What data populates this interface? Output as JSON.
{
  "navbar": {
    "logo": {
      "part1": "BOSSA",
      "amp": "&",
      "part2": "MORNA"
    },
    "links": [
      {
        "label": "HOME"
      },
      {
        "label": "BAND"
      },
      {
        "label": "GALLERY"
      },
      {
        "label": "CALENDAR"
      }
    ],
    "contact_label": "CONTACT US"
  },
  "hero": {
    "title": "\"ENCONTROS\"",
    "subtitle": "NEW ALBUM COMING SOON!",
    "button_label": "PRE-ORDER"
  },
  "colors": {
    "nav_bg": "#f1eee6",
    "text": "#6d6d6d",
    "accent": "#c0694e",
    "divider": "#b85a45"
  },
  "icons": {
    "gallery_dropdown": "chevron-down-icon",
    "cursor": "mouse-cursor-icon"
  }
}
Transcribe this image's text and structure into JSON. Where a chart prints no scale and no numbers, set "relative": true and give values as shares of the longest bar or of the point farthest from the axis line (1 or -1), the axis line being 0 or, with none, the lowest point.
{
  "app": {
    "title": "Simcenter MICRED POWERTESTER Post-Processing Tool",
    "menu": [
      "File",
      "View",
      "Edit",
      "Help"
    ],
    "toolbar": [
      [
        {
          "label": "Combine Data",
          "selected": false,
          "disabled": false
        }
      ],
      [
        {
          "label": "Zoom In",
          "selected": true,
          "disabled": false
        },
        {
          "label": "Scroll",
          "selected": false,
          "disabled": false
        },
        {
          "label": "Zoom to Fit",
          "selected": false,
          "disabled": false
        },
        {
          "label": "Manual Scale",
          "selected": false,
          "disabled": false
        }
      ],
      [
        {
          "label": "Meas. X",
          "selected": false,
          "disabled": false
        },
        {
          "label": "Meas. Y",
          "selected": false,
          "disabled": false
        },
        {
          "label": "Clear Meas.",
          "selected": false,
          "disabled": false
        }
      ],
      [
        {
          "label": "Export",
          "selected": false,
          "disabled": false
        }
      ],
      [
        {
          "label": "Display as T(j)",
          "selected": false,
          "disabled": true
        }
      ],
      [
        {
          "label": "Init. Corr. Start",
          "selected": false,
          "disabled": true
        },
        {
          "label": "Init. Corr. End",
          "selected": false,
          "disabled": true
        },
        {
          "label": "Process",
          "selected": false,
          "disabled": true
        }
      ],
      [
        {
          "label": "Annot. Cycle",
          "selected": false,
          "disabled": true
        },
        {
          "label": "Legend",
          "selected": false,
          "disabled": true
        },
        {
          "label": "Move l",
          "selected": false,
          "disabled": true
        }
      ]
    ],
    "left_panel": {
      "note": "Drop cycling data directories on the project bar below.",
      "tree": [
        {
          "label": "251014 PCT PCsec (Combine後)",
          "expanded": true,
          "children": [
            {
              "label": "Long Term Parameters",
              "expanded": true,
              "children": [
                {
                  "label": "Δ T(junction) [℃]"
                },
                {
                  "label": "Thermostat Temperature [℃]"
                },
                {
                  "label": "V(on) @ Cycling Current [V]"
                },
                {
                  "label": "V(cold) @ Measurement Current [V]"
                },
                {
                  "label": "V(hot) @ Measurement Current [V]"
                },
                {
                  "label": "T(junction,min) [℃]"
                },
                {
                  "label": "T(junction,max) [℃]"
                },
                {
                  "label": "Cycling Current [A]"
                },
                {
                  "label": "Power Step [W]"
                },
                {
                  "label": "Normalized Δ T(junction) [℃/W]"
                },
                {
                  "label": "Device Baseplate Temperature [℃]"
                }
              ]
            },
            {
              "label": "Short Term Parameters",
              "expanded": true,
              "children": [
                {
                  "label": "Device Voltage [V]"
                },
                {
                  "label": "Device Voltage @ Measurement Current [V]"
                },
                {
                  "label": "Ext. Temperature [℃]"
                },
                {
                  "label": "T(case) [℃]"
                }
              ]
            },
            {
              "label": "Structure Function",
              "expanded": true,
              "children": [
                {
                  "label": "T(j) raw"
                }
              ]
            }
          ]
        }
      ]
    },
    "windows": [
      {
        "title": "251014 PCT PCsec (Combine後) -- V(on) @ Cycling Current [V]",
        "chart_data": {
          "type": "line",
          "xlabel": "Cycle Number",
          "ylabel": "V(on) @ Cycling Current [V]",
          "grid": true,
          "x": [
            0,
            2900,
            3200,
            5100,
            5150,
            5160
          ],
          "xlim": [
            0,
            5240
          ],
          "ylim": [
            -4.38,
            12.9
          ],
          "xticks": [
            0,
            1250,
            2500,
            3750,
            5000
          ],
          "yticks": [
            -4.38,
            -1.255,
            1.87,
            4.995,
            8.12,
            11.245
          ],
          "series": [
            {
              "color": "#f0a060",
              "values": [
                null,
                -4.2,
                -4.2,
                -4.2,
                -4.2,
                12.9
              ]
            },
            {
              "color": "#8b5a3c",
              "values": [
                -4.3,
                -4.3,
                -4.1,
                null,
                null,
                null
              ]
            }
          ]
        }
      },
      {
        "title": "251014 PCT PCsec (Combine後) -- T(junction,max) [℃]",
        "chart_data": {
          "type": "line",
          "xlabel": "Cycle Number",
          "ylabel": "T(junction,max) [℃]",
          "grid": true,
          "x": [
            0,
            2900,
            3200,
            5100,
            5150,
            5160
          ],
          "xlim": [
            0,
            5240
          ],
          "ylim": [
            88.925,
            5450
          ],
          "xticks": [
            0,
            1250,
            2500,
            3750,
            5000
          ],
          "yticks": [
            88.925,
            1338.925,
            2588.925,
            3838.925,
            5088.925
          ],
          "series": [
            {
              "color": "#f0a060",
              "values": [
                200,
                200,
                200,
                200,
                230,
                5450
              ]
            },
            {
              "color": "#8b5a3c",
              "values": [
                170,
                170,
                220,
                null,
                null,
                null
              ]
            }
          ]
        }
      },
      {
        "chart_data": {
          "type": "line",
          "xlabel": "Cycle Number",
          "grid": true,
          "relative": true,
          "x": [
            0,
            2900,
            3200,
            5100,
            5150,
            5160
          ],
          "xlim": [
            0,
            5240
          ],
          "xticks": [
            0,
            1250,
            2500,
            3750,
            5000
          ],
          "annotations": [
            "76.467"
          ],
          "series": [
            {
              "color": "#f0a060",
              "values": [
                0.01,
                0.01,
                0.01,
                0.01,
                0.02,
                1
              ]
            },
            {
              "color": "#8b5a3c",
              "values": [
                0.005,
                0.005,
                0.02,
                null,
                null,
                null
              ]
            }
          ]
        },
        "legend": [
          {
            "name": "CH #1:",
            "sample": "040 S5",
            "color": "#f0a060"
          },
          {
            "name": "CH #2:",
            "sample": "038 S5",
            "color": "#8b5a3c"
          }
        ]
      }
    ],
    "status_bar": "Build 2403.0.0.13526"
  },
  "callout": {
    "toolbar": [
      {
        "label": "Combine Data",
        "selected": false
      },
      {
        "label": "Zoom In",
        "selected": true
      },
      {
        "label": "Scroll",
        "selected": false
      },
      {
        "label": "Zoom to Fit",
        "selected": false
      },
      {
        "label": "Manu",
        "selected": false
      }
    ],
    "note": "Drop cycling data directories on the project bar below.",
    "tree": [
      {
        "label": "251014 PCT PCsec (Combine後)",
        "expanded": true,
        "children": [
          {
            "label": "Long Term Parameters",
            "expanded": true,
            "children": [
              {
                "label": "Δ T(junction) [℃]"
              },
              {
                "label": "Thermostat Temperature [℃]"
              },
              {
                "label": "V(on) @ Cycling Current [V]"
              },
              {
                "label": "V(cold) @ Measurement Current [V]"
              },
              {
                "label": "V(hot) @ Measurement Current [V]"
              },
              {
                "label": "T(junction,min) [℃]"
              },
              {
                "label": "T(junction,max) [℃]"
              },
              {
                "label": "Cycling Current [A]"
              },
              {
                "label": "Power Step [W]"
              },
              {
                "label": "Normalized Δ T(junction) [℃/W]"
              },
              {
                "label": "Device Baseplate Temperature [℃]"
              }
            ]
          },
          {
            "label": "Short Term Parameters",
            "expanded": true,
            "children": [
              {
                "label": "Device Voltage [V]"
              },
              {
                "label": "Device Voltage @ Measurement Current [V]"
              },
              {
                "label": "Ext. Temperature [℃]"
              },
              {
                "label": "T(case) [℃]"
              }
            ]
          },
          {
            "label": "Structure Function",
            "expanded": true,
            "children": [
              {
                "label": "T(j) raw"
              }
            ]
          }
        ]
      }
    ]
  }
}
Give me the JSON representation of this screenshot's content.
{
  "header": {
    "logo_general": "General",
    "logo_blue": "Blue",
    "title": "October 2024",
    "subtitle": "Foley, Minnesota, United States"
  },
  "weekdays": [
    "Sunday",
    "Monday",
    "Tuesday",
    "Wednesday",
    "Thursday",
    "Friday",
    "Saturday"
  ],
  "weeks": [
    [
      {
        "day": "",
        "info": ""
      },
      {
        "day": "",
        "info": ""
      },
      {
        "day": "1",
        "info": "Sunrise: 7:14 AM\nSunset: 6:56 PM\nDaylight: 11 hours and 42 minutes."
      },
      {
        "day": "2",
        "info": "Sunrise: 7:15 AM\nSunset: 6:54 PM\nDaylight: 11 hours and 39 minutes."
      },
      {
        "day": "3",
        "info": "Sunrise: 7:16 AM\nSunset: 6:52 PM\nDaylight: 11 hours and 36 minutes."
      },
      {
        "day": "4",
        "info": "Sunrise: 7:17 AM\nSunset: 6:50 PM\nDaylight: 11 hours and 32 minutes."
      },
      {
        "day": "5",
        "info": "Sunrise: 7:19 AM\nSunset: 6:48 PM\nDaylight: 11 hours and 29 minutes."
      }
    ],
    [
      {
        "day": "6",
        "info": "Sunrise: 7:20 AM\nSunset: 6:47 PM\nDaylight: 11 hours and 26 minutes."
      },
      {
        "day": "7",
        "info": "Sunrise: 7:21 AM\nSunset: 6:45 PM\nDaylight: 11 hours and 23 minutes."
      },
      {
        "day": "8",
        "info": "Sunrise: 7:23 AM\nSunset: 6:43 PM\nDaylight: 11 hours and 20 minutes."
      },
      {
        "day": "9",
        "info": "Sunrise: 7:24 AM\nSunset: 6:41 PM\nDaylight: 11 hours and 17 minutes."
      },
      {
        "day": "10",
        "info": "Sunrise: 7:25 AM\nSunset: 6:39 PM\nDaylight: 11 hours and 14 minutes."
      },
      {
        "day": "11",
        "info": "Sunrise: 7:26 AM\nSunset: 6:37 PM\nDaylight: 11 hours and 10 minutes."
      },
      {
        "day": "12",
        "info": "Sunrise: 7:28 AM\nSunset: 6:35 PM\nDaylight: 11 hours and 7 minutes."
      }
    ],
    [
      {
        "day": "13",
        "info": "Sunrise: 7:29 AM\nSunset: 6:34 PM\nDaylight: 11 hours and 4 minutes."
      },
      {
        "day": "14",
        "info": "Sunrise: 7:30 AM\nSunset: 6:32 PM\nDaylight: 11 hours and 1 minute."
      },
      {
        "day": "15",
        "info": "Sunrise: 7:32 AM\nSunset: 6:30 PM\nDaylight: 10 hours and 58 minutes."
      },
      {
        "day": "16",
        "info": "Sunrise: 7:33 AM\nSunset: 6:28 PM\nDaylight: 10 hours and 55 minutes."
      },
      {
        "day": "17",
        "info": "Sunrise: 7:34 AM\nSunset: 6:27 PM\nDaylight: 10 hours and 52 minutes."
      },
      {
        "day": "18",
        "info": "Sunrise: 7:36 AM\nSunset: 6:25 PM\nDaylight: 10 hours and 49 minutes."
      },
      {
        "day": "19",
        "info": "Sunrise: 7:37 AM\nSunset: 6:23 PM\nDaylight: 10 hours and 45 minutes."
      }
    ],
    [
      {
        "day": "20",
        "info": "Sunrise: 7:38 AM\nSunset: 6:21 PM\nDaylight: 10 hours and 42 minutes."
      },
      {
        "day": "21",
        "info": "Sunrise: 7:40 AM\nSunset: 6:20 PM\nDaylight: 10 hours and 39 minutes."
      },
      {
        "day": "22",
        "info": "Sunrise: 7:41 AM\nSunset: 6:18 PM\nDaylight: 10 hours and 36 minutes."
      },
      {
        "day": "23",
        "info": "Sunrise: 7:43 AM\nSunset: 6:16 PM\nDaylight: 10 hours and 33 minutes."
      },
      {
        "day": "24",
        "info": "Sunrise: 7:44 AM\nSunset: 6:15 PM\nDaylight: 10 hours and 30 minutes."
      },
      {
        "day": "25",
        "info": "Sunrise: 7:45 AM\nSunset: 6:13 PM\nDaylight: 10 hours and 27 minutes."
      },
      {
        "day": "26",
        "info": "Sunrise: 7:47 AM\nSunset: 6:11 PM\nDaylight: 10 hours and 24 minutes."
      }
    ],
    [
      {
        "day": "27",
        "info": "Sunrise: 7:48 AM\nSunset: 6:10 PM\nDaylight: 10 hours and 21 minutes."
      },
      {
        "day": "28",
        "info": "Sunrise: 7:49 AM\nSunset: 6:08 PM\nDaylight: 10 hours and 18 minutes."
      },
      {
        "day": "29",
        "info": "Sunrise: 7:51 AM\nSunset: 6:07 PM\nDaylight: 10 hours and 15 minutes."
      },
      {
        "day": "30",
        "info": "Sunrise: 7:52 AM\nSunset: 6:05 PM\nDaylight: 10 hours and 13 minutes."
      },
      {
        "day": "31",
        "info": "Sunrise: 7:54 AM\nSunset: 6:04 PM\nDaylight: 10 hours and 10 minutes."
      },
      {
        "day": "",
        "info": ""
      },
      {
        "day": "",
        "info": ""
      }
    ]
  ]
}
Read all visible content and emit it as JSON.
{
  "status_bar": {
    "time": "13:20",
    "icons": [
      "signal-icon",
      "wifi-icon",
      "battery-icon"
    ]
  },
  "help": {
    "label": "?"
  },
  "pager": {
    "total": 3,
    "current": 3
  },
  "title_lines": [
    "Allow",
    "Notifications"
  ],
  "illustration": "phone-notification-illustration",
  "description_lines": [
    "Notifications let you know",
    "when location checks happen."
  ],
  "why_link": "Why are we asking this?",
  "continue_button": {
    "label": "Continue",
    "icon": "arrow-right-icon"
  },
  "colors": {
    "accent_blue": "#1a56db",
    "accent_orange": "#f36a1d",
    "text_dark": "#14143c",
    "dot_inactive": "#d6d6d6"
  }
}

★ ★ ★

**Prompt**
Starting with the line that contains "Read all visible content and emit it as JSON.", write out each line through the end of the listing, exactly as it appears, and include nothing else.

**Result of the exercise**
Read all visible content and emit it as JSON.
{
  "status_bar": {
    "time": "13:20",
    "icons": [
      "signal-icon",
      "wifi-icon",
      "battery-icon"
    ]
  },
  "help": {
    "label": "?"
  },
  "pager": {
    "total": 3,
    "current": 3
  },
  "title_lines": [
    "Allow",
    "Notifications"
  ],
  "illustration": "phone-notification-illustration",
  "description_lines": [
    "Notifications let you know",
    "when location checks happen."
  ],
  "why_link": "Why are we asking this?",
  "continue_button": {
    "label": "Continue",
    "icon": "arrow-right-icon"
  },
  "colors": {
    "accent_blue": "#1a56db",
    "accent_orange": "#f36a1d",
    "text_dark": "#14143c",
    "dot_inactive": "#d6d6d6"
  }
}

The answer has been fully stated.